▶ [DIRECTIONS FOR THIS TASK]: From the listing, collect all lines containing the word "JSON".

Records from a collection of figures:
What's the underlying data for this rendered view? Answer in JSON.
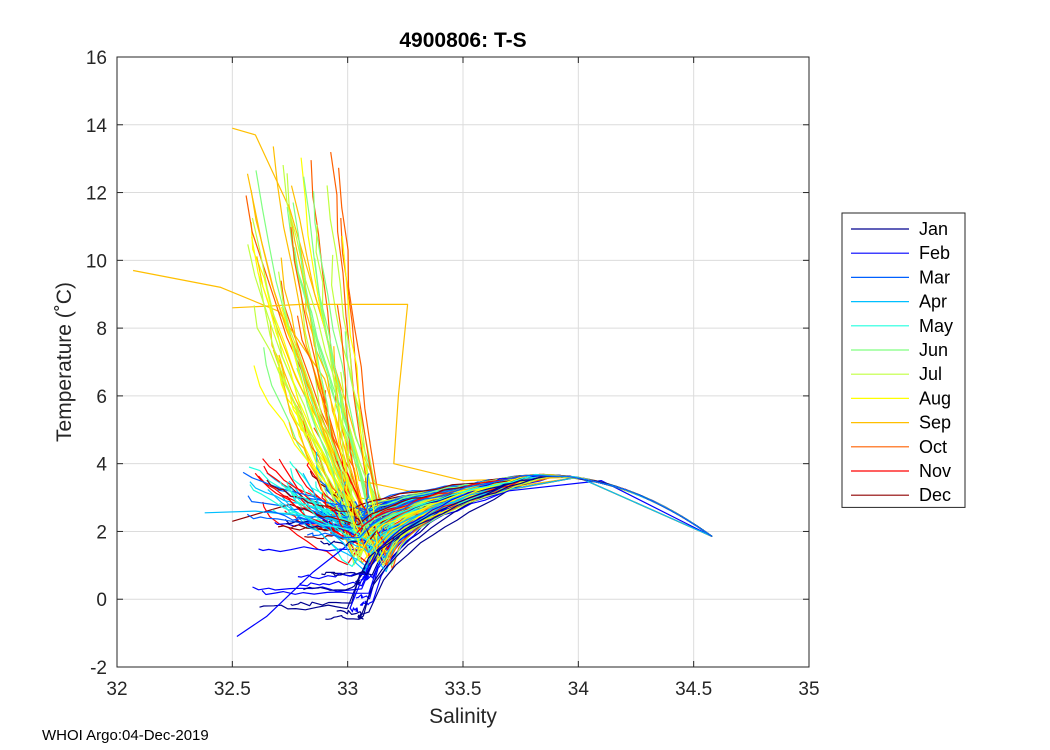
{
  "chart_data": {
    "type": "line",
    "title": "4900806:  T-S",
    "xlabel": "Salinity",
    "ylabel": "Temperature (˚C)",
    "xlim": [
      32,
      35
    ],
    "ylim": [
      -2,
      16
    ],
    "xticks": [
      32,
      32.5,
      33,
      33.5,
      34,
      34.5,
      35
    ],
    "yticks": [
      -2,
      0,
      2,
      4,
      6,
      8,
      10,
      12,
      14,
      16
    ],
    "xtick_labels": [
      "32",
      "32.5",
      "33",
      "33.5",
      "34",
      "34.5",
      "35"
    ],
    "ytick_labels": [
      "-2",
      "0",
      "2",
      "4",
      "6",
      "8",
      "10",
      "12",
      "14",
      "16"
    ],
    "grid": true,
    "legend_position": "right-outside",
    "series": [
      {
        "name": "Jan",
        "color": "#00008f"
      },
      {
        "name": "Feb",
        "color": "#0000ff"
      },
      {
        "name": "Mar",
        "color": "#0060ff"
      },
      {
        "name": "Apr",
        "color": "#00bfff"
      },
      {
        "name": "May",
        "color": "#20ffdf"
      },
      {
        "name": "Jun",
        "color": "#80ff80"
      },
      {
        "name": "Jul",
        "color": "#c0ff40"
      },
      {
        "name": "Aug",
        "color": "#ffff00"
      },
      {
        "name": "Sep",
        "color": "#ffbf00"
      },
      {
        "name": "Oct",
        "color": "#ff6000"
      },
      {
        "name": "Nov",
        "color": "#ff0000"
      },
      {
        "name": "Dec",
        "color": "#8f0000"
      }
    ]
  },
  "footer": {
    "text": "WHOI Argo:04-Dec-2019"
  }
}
--
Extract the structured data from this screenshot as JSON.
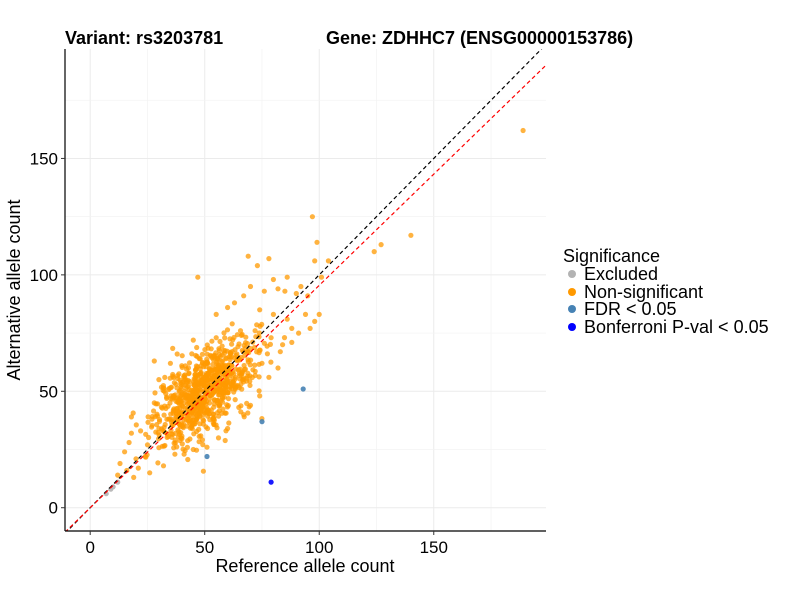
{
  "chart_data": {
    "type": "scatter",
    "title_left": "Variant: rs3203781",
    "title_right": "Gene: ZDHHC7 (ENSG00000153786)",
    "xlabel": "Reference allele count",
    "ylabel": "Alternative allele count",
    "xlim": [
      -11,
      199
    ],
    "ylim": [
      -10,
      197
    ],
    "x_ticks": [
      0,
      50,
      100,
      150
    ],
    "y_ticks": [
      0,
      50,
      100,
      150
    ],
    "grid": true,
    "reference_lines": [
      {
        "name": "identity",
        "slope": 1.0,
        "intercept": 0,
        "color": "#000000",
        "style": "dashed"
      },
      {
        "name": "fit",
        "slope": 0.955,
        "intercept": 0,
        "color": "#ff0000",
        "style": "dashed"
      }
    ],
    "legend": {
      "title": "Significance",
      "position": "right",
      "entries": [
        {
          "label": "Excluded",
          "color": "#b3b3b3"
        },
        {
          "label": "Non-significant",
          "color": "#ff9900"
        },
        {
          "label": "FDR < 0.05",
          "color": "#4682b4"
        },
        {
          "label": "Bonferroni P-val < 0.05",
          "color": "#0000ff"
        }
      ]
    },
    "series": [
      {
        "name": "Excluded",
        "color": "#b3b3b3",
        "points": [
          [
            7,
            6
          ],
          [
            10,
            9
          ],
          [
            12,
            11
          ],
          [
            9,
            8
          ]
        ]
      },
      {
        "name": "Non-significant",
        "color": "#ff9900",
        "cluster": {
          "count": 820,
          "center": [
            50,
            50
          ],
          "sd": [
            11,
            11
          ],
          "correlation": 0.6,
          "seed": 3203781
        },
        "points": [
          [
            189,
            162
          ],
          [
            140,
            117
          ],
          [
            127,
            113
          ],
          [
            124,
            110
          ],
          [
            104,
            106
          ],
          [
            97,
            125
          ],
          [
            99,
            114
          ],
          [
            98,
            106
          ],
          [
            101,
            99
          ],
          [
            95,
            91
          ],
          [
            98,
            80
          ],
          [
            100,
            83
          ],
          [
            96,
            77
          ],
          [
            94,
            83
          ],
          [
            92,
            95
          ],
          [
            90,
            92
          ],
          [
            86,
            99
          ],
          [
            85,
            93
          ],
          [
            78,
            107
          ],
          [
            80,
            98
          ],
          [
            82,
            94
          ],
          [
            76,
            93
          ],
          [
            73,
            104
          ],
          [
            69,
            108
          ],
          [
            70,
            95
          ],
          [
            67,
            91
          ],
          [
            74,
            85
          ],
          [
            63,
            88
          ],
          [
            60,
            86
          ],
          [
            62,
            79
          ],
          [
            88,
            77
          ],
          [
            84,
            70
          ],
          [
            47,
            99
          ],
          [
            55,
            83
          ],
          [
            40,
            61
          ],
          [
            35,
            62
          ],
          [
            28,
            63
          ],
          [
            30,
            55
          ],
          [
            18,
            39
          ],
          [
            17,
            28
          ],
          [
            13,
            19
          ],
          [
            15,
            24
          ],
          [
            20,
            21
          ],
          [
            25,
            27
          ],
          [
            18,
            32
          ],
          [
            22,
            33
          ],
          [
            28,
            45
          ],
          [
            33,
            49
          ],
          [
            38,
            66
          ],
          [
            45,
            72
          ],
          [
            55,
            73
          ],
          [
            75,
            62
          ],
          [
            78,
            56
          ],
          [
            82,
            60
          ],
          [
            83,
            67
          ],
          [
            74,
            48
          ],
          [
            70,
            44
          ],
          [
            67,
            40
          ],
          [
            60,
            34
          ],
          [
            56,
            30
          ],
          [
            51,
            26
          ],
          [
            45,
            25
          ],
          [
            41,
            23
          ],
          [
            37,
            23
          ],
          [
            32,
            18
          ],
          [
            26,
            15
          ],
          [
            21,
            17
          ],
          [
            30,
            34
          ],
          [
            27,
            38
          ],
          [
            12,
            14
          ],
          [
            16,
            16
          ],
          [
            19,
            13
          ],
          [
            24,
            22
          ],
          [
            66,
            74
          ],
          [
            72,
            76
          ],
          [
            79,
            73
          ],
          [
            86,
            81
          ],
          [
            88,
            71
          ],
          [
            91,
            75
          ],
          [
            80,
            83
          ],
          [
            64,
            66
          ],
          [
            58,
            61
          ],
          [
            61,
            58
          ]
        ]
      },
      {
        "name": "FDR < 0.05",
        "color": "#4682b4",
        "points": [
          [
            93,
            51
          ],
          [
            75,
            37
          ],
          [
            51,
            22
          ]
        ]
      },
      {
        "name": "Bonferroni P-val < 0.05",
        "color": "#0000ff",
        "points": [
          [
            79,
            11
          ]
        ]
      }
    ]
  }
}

▶ [WRITTEN SOLUTION]:
What's the underlying data for this rendered view? Answer in JSON.
Extract the structured data from this screenshot as JSON.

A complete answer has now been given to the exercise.